▶ **YOUR INSTRUCTIONS**
Return each line holding the string "деятельности".

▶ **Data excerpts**

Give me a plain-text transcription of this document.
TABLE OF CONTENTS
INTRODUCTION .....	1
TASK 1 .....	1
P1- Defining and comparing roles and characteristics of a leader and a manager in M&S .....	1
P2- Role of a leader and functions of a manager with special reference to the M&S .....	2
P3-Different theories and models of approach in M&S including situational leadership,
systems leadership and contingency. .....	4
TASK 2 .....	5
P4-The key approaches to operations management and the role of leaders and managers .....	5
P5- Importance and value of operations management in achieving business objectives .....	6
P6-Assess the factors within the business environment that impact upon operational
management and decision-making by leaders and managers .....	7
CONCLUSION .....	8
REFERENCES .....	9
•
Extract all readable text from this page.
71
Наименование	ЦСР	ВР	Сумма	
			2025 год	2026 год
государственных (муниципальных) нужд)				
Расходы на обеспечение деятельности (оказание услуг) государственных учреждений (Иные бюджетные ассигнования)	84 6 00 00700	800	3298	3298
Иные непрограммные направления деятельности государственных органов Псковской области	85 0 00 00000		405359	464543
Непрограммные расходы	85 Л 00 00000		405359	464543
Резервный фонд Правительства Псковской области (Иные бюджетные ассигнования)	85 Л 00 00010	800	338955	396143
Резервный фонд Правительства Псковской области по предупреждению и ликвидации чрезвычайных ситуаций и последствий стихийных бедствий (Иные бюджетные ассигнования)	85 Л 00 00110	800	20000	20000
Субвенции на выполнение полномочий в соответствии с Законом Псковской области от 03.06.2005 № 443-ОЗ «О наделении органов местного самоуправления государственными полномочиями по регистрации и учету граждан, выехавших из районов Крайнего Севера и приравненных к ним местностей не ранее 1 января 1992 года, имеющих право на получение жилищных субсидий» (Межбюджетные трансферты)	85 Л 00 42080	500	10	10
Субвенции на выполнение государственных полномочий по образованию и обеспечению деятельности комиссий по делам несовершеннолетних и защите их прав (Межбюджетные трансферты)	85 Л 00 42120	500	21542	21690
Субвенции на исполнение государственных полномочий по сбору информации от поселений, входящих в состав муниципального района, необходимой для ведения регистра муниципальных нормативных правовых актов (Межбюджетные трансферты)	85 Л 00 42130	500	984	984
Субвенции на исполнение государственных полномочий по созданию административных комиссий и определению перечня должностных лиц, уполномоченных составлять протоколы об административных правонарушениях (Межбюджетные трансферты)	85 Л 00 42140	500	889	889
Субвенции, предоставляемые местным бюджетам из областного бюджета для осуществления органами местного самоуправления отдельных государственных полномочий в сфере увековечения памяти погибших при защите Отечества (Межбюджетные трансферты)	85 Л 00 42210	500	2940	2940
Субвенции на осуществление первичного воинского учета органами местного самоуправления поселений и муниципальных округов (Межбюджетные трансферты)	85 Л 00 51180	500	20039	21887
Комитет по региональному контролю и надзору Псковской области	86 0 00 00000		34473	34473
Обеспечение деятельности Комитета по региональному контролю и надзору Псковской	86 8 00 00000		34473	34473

▶ **FINISHED EXERCISE**
Расходы на обеспечение деятельности (оказание услуг) государственных учреждений (Иные бюджетные ассигнования)	84 6 00 00700	800	3298	3298
Иные непрограммные направления деятельности государственных органов Псковской области	85 0 00 00000		405359	464543
Субвенции на выполнение государственных полномочий по образованию и обеспечению деятельности комиссий по делам несовершеннолетних и защите их прав (Межбюджетные трансферты)	85 Л 00 42120	500	21542	21690
Обеспечение деятельности Комитета по региональному контролю и надзору Псковской	86 8 00 00000		34473	34473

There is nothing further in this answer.